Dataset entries
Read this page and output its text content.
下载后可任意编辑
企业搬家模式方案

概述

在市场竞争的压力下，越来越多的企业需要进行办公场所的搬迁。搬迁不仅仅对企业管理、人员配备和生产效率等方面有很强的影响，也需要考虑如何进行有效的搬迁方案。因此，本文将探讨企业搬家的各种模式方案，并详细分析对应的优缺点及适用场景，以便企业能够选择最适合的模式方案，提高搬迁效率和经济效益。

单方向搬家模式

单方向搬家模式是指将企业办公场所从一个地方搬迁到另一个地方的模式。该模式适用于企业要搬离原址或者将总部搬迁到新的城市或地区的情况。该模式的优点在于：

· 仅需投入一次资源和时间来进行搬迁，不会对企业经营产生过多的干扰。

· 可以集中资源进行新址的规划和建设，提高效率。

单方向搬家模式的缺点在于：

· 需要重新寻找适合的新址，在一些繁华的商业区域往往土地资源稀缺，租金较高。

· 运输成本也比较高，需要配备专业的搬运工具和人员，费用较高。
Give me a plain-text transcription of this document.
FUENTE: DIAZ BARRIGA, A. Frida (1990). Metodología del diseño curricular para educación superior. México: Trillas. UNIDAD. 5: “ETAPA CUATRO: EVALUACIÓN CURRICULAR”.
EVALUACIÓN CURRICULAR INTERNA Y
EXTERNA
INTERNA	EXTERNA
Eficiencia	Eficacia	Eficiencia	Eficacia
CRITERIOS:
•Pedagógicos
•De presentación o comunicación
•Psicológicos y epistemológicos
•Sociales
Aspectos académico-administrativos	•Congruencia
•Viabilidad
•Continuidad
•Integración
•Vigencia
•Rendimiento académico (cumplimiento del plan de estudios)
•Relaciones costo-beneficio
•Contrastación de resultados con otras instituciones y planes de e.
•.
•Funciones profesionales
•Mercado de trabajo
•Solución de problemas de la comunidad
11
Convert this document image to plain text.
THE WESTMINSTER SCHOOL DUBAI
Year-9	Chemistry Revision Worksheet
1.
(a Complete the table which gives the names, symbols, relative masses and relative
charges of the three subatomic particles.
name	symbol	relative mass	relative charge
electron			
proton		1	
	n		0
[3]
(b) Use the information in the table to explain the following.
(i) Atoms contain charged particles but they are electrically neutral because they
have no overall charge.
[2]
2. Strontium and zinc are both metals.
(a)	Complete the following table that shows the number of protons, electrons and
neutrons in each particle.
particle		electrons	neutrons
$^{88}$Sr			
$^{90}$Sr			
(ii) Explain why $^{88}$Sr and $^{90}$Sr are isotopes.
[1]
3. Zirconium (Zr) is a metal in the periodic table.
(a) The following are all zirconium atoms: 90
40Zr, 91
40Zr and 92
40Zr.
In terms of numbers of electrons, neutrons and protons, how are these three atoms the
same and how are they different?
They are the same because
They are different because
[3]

### Given task
Pick out the lines above that hold the string "particles" and show them.

### Solution
charges of the three subatomic particles.
(i) Atoms contain charged particles but they are electrically neutral because they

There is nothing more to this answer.